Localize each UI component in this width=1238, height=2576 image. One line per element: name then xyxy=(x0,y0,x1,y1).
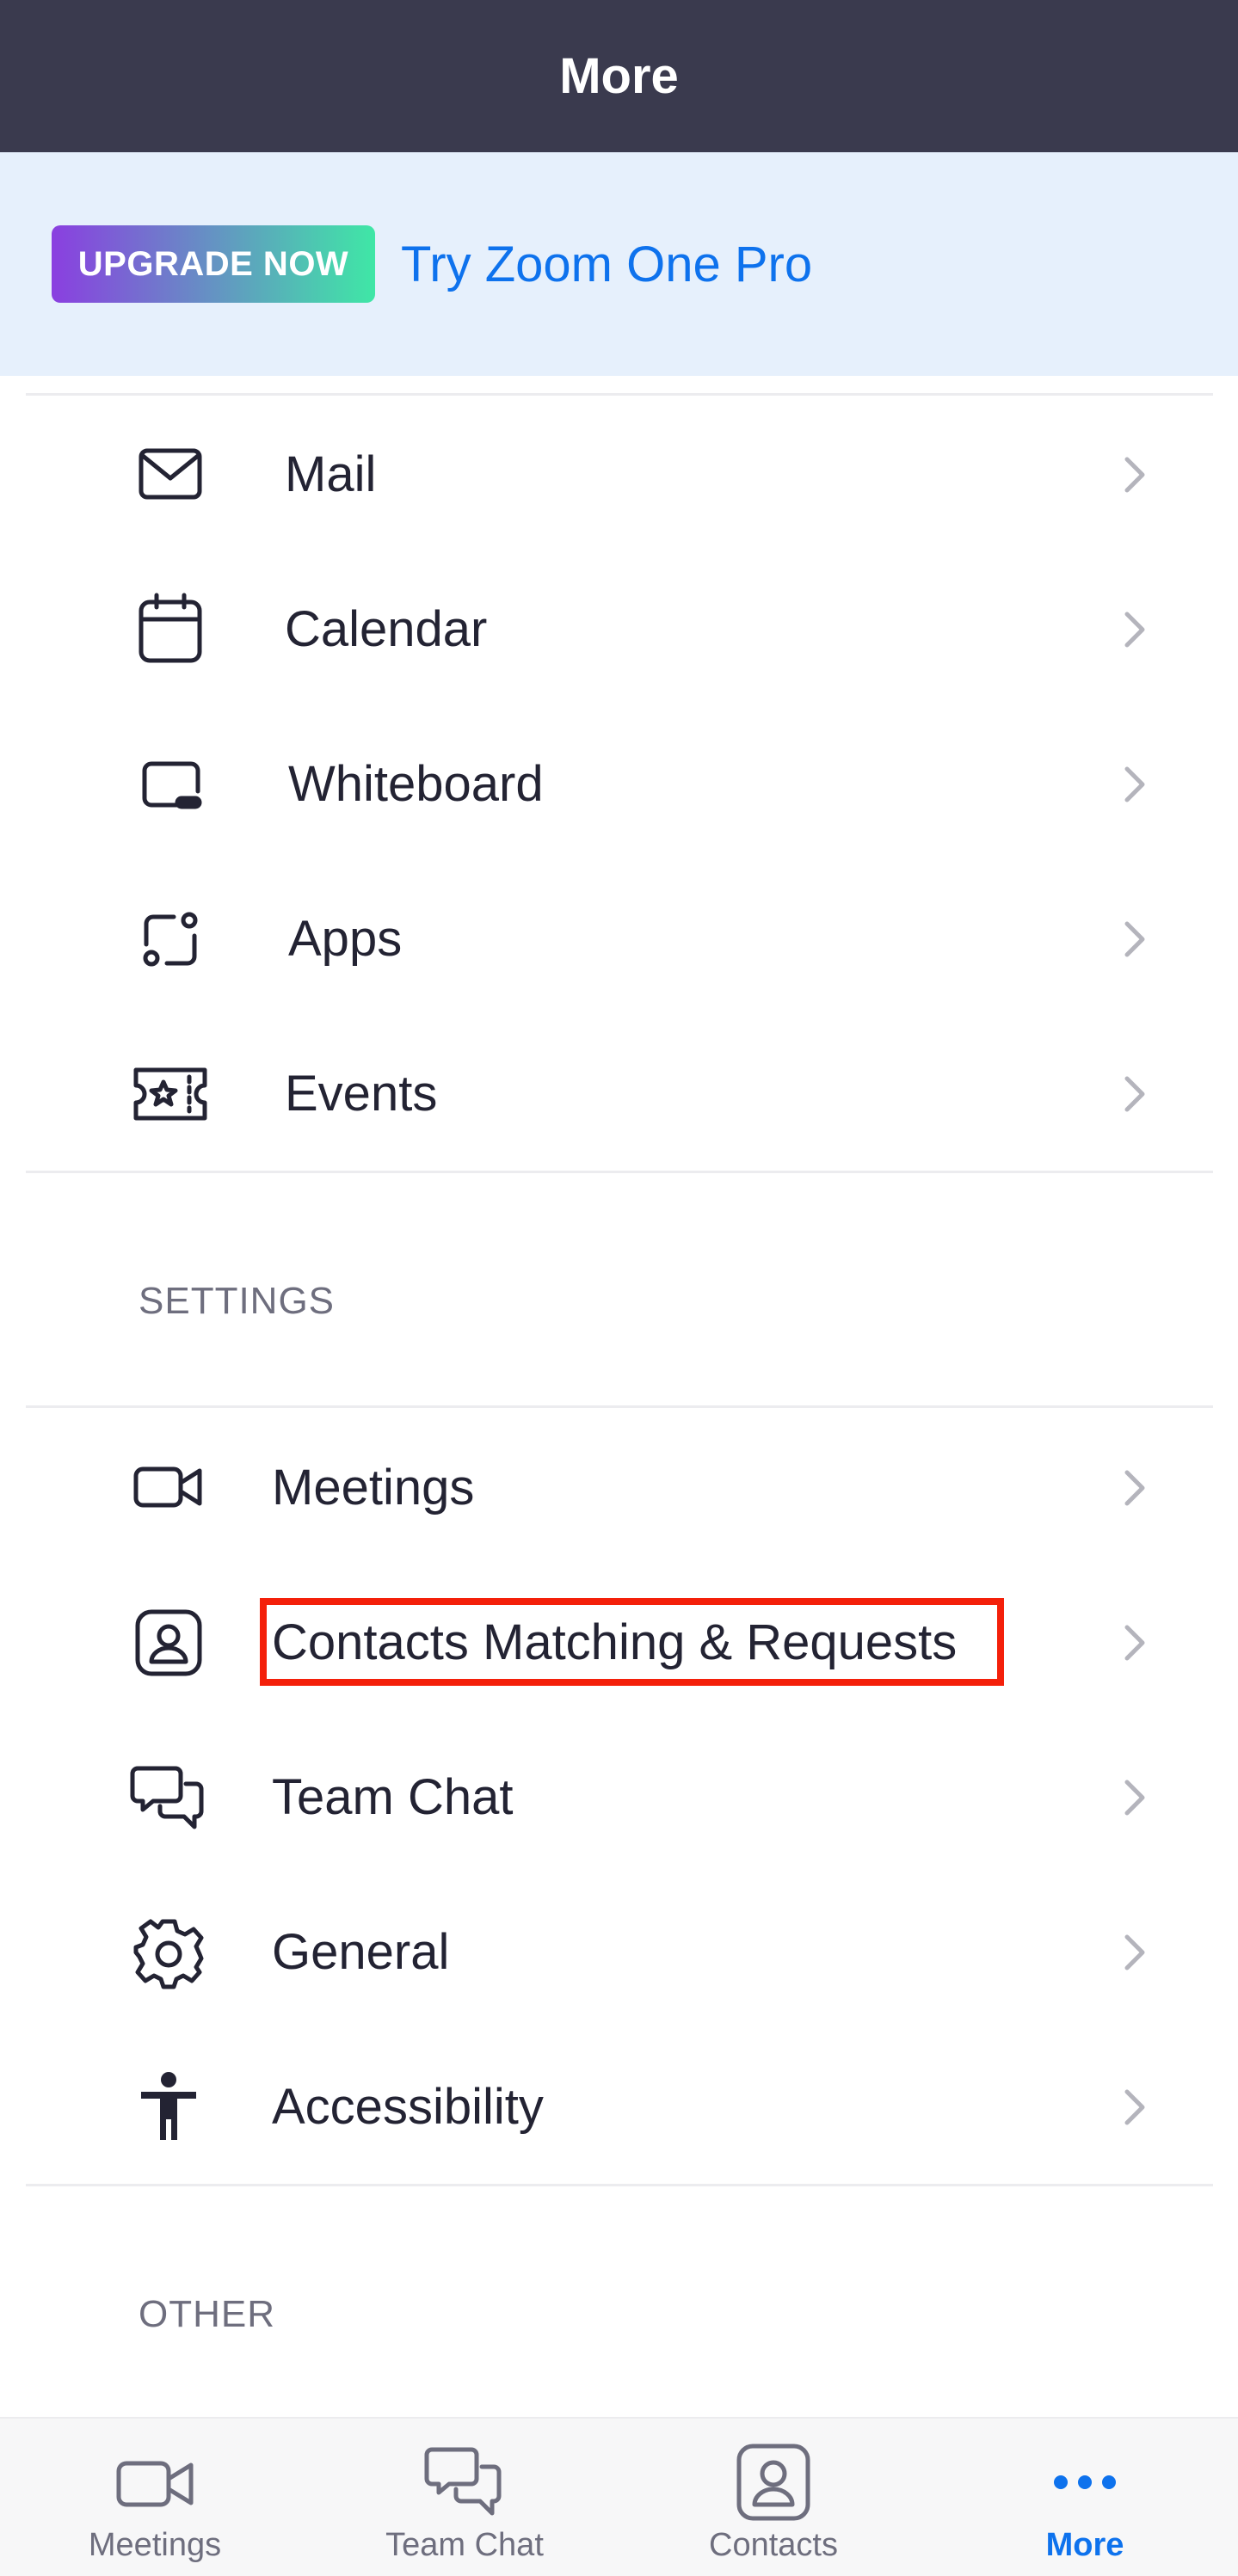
menu-item-label: Events xyxy=(285,1066,438,1122)
bottom-tab-bar: Meetings Team Chat Contacts More xyxy=(0,2417,1238,2576)
tab-meetings[interactable]: Meetings xyxy=(52,2419,258,2576)
gear-icon xyxy=(127,1911,210,1994)
divider xyxy=(26,1405,1213,1408)
menu-item-calendar[interactable]: Calendar xyxy=(0,552,1238,707)
menu-item-label: Calendar xyxy=(285,601,488,657)
tab-label: Contacts xyxy=(709,2527,838,2563)
menu-item-label: General xyxy=(272,1924,450,1980)
mail-icon xyxy=(129,433,212,516)
chevron-right-icon xyxy=(1115,913,1155,965)
divider xyxy=(26,393,1213,396)
settings-item-contacts-matching[interactable]: Contacts Matching & Requests xyxy=(0,1565,1238,1720)
chevron-right-icon xyxy=(1115,449,1155,501)
menu-item-apps[interactable]: Apps xyxy=(0,862,1238,1017)
upgrade-now-button[interactable]: UPGRADE NOW xyxy=(52,225,375,303)
tab-label: Team Chat xyxy=(385,2527,544,2563)
chat-bubbles-icon xyxy=(422,2439,508,2525)
more-dots-icon xyxy=(1042,2439,1128,2525)
tab-more[interactable]: More xyxy=(982,2419,1188,2576)
video-camera-icon xyxy=(127,1447,210,1529)
menu-item-label: Meetings xyxy=(272,1460,475,1515)
menu-item-label: Mail xyxy=(285,446,377,502)
menu-item-mail[interactable]: Mail xyxy=(0,397,1238,552)
contact-card-icon xyxy=(730,2439,816,2525)
other-section-title: OTHER xyxy=(139,2293,275,2335)
divider xyxy=(26,2184,1213,2186)
chevron-right-icon xyxy=(1115,1617,1155,1669)
tab-label: More xyxy=(1045,2527,1124,2563)
divider xyxy=(26,1171,1213,1173)
settings-item-general[interactable]: General xyxy=(0,1875,1238,2030)
tab-contacts[interactable]: Contacts xyxy=(670,2419,877,2576)
chevron-right-icon xyxy=(1115,604,1155,655)
chevron-right-icon xyxy=(1115,2081,1155,2133)
whiteboard-icon xyxy=(129,743,212,826)
chat-bubbles-icon xyxy=(127,1756,210,1839)
upgrade-banner: UPGRADE NOW Try Zoom One Pro xyxy=(0,152,1238,376)
settings-item-team-chat[interactable]: Team Chat xyxy=(0,1720,1238,1875)
menu-item-label: Accessibility xyxy=(272,2079,544,2135)
menu-item-label: Team Chat xyxy=(272,1769,514,1825)
settings-section-title: SETTINGS xyxy=(139,1280,336,1322)
menu-item-events[interactable]: Events xyxy=(0,1017,1238,1171)
apps-icon xyxy=(129,898,212,981)
page-title: More xyxy=(559,48,679,104)
chevron-right-icon xyxy=(1115,1927,1155,1978)
chevron-right-icon xyxy=(1115,1772,1155,1823)
menu-item-label: Apps xyxy=(288,911,403,967)
menu-item-label: Contacts Matching & Requests xyxy=(272,1614,958,1670)
accessibility-icon xyxy=(127,2066,210,2149)
video-camera-icon xyxy=(112,2439,198,2525)
menu-item-whiteboard[interactable]: Whiteboard xyxy=(0,707,1238,862)
menu-item-label: Whiteboard xyxy=(288,756,544,812)
chevron-right-icon xyxy=(1115,1462,1155,1514)
events-icon xyxy=(129,1053,212,1135)
calendar-icon xyxy=(129,588,212,671)
chevron-right-icon xyxy=(1115,759,1155,810)
chevron-right-icon xyxy=(1115,1068,1155,1120)
try-zoom-one-pro-link[interactable]: Try Zoom One Pro xyxy=(401,232,812,298)
top-header: More xyxy=(0,0,1238,152)
contact-card-icon xyxy=(127,1602,210,1684)
settings-item-accessibility[interactable]: Accessibility xyxy=(0,2030,1238,2185)
settings-item-meetings[interactable]: Meetings xyxy=(0,1411,1238,1565)
tab-label: Meetings xyxy=(88,2527,222,2563)
tab-team-chat[interactable]: Team Chat xyxy=(361,2419,568,2576)
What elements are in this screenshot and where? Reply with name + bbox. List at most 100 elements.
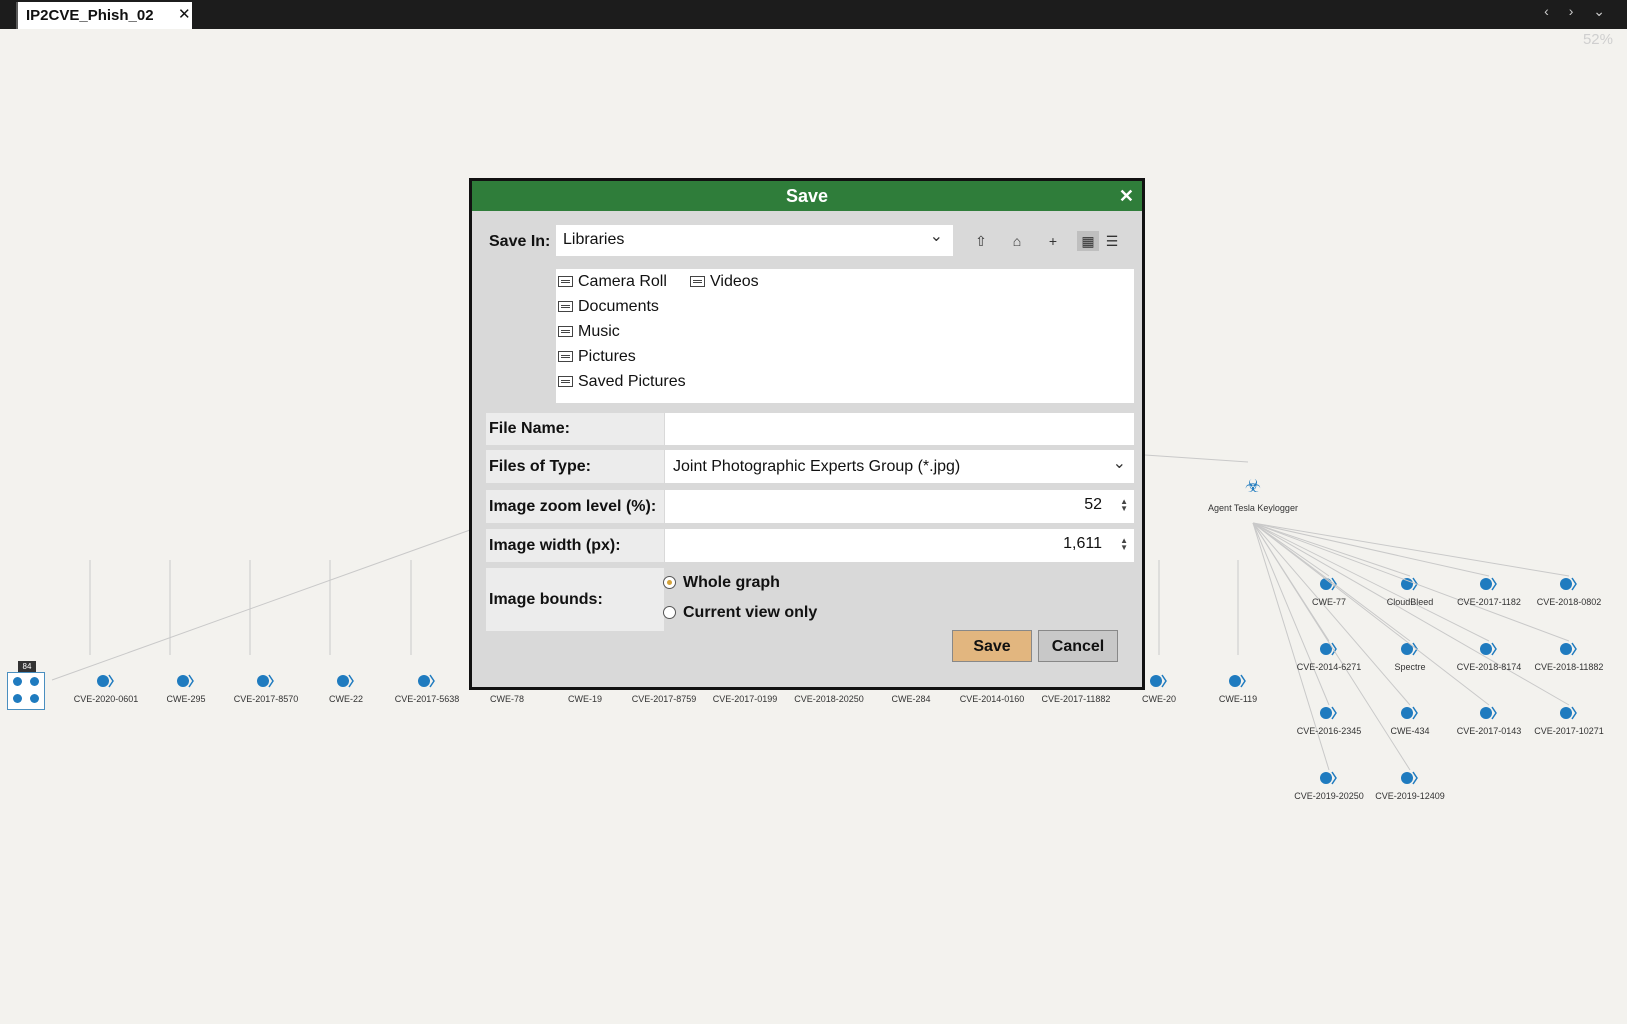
file-name-row: File Name: bbox=[486, 413, 1134, 445]
cve-node-icon[interactable] bbox=[1320, 706, 1337, 720]
node-label: CVE-2020-0601 bbox=[73, 694, 139, 704]
mini-node-icon bbox=[30, 694, 39, 703]
file-list[interactable]: Camera Roll Documents Music Pictures Sav… bbox=[556, 269, 1134, 403]
cve-node-icon[interactable] bbox=[1480, 706, 1497, 720]
save-in-label: Save In: bbox=[489, 233, 551, 250]
graph-edge bbox=[51, 529, 471, 681]
folder-icon bbox=[690, 276, 705, 287]
list-view-icon[interactable]: ☰ bbox=[1101, 231, 1123, 251]
zoom-stepper[interactable]: 52 ▲ ▼ bbox=[665, 490, 1134, 523]
radio-unselected-icon bbox=[663, 606, 676, 619]
cve-node-icon[interactable] bbox=[1401, 642, 1418, 656]
node-label: CVE-2017-1182 bbox=[1457, 597, 1521, 607]
group-count-badge: 84 bbox=[18, 661, 36, 672]
node-label: CWE-434 bbox=[1390, 726, 1430, 736]
node-label: CWE-77 bbox=[1311, 597, 1347, 607]
cve-node-icon[interactable] bbox=[1150, 674, 1167, 688]
list-item[interactable]: Documents bbox=[558, 298, 659, 316]
bounds-label: Image bounds: bbox=[486, 568, 664, 631]
spinner-icon[interactable]: ▲ ▼ bbox=[1120, 537, 1128, 552]
file-name-input[interactable] bbox=[665, 413, 1134, 445]
node-label: CVE-2018-20250 bbox=[794, 694, 864, 704]
list-item[interactable]: Saved Pictures bbox=[558, 373, 686, 391]
file-type-dropdown[interactable]: Joint Photographic Experts Group (*.jpg)… bbox=[665, 450, 1134, 483]
folder-icon bbox=[558, 326, 573, 337]
node-label: CWE-295 bbox=[166, 694, 206, 704]
node-label: CVE-2017-8759 bbox=[631, 694, 697, 704]
save-button[interactable]: Save bbox=[952, 630, 1032, 662]
list-item[interactable]: Music bbox=[558, 323, 620, 341]
node-label: CWE-22 bbox=[328, 694, 364, 704]
cve-node-icon[interactable] bbox=[97, 674, 114, 688]
node-label: CloudBleed bbox=[1386, 597, 1434, 607]
cve-node-icon[interactable] bbox=[1320, 771, 1337, 785]
node-label: CWE-20 bbox=[1141, 694, 1177, 704]
biohazard-icon[interactable]: ☣ bbox=[1245, 476, 1261, 497]
cve-node-icon[interactable] bbox=[1401, 706, 1418, 720]
mini-node-icon bbox=[13, 677, 22, 686]
node-label: CVE-2017-5638 bbox=[394, 694, 460, 704]
save-in-dropdown[interactable]: Libraries ⌄ bbox=[556, 225, 953, 256]
mini-node-icon bbox=[13, 694, 22, 703]
graph-edge bbox=[1144, 454, 1249, 463]
list-item[interactable]: Camera Roll bbox=[558, 273, 667, 291]
node-label: CVE-2017-10271 bbox=[1534, 726, 1604, 736]
list-item[interactable]: Pictures bbox=[558, 348, 636, 366]
node-label: CVE-2018-8174 bbox=[1456, 662, 1522, 672]
cve-node-icon[interactable] bbox=[257, 674, 274, 688]
group-node[interactable] bbox=[7, 672, 45, 710]
node-label: CVE-2017-0143 bbox=[1456, 726, 1522, 736]
file-type-row: Files of Type: Joint Photographic Expert… bbox=[486, 450, 1134, 483]
node-label: CWE-119 bbox=[1218, 694, 1258, 704]
graph-edge bbox=[1252, 522, 1490, 706]
cve-node-icon[interactable] bbox=[1401, 771, 1418, 785]
mini-node-icon bbox=[30, 677, 39, 686]
folder-icon bbox=[558, 351, 573, 362]
dialog-close-icon[interactable]: ✕ bbox=[1119, 181, 1134, 211]
width-label: Image width (px): bbox=[486, 529, 664, 562]
cve-node-icon[interactable] bbox=[1480, 577, 1497, 591]
file-name-label: File Name: bbox=[486, 413, 664, 445]
radio-current-view[interactable]: Current view only bbox=[663, 604, 817, 622]
dialog-title: Save bbox=[785, 186, 829, 206]
radio-selected-icon bbox=[663, 576, 676, 589]
width-value: 1,611 bbox=[1063, 535, 1102, 552]
cve-node-icon[interactable] bbox=[337, 674, 354, 688]
graph-edge bbox=[1252, 522, 1411, 706]
node-label: CVE-2019-20250 bbox=[1294, 791, 1364, 801]
node-label: CVE-2017-11882 bbox=[1041, 694, 1111, 704]
width-stepper[interactable]: 1,611 ▲ ▼ bbox=[665, 529, 1134, 562]
spinner-icon[interactable]: ▲ ▼ bbox=[1120, 498, 1128, 513]
node-label: Spectre bbox=[1394, 662, 1426, 672]
node-label: CWE-284 bbox=[891, 694, 931, 704]
file-toolbar: ⇧ ⌂ + ▦ ☰ bbox=[970, 228, 1150, 256]
save-in-value: Libraries bbox=[563, 231, 625, 248]
zoom-value: 52 bbox=[1084, 496, 1102, 513]
hub-node-label: Agent Tesla Keylogger bbox=[1208, 503, 1298, 513]
cve-node-icon[interactable] bbox=[1560, 642, 1577, 656]
node-label: CVE-2016-2345 bbox=[1296, 726, 1362, 736]
node-label: CVE-2017-8570 bbox=[233, 694, 299, 704]
cve-node-icon[interactable] bbox=[1560, 706, 1577, 720]
node-label: CVE-2014-0160 bbox=[959, 694, 1025, 704]
new-folder-icon[interactable]: + bbox=[1042, 231, 1064, 251]
cve-node-icon[interactable] bbox=[1480, 642, 1497, 656]
home-icon[interactable]: ⌂ bbox=[1006, 231, 1028, 251]
grid-view-icon[interactable]: ▦ bbox=[1077, 231, 1099, 251]
folder-icon bbox=[558, 376, 573, 387]
cve-node-icon[interactable] bbox=[1229, 674, 1246, 688]
cve-node-icon[interactable] bbox=[418, 674, 435, 688]
folder-icon bbox=[558, 301, 573, 312]
node-label: CVE-2014-6271 bbox=[1296, 662, 1362, 672]
cve-node-icon[interactable] bbox=[1560, 577, 1577, 591]
file-type-label: Files of Type: bbox=[486, 450, 664, 483]
cancel-button[interactable]: Cancel bbox=[1038, 630, 1118, 662]
node-label: CVE-2019-12409 bbox=[1375, 791, 1445, 801]
radio-whole-graph[interactable]: Whole graph bbox=[663, 574, 780, 592]
cve-node-icon[interactable] bbox=[1401, 577, 1418, 591]
up-folder-icon[interactable]: ⇧ bbox=[970, 231, 992, 251]
cve-node-icon[interactable] bbox=[177, 674, 194, 688]
node-label: CVE-2017-0199 bbox=[712, 694, 778, 704]
file-type-value: Joint Photographic Experts Group (*.jpg) bbox=[673, 458, 961, 475]
list-item[interactable]: Videos bbox=[690, 273, 759, 291]
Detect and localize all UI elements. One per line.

^^^^^^^^

TRAVAIL DEMANDÉ:
Reproduisez sans modification les lignes qui commencent à celle contenant « menu-item-label: Events xyxy=(285,1066,438,1122) » et s'arrêtent après celle contenant « menu-item-label: Calendar xyxy=(285,601,488,657) », ces deux lignes comprises.

CORRIGÉ DÉTAILLÉ:
menu-item-label: Events xyxy=(285,1066,438,1122)
bottom-tab-bar: Meetings Team Chat Contacts More xyxy=(0,2417,1238,2576)
tab-meetings[interactable]: Meetings xyxy=(52,2419,258,2576)
gear-icon xyxy=(127,1911,210,1994)
divider xyxy=(26,1405,1213,1408)
menu-item-calendar[interactable]: Calendar xyxy=(0,552,1238,707)
menu-item-label: Calendar xyxy=(285,601,488,657)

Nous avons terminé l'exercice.